Instructions for the task. Gather up every line that includes the string "from".

Items listed in a dataset:

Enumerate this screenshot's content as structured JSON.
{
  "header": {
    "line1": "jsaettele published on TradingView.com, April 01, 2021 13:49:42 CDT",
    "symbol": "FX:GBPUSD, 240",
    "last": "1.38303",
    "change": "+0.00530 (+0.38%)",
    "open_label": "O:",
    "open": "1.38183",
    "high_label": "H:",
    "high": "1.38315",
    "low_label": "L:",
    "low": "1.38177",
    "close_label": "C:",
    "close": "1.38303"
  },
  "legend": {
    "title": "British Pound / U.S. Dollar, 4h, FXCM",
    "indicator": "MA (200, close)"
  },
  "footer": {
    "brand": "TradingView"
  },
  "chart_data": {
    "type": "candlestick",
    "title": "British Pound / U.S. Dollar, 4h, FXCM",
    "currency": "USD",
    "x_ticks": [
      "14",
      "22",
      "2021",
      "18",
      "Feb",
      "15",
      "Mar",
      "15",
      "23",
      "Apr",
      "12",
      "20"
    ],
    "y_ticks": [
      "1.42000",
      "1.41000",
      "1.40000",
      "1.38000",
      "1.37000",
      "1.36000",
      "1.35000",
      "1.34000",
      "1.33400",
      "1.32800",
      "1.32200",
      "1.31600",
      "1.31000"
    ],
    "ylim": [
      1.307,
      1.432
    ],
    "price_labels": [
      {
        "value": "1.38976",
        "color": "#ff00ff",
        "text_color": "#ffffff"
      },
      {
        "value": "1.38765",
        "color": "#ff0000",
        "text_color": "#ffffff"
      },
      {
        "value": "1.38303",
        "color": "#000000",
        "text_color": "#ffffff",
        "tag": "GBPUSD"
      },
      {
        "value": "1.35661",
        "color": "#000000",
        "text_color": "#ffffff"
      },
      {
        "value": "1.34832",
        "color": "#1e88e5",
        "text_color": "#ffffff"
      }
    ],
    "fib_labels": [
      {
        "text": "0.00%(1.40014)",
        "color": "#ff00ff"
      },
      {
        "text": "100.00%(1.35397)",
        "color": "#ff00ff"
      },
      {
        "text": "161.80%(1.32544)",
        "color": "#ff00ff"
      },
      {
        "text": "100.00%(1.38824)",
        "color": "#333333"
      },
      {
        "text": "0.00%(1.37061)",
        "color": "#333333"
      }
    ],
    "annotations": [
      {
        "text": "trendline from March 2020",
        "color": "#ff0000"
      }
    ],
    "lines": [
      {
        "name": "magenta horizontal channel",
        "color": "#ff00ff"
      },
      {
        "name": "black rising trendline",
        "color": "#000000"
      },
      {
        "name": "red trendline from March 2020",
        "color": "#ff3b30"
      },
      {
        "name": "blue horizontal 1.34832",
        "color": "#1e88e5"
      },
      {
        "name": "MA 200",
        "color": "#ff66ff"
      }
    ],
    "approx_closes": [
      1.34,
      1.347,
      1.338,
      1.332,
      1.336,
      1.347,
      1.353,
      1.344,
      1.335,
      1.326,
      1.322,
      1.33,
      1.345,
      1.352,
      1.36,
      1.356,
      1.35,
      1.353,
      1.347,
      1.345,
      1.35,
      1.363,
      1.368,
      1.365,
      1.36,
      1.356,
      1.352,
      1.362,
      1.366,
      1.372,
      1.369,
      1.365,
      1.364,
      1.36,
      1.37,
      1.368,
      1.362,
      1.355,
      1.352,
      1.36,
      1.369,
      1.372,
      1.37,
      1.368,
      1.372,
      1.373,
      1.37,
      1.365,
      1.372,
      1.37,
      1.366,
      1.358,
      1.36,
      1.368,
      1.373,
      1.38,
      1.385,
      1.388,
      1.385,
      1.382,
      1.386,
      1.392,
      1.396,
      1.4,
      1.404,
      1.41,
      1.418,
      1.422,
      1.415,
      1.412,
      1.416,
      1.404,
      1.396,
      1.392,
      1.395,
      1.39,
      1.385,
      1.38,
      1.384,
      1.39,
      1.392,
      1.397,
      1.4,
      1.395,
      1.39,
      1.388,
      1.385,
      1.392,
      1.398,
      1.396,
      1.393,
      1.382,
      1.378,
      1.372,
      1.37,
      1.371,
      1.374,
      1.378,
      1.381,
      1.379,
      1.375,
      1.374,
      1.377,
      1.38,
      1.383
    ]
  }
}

The output.
        "text": "trendline from March 2020",
        "name": "red trendline from March 2020",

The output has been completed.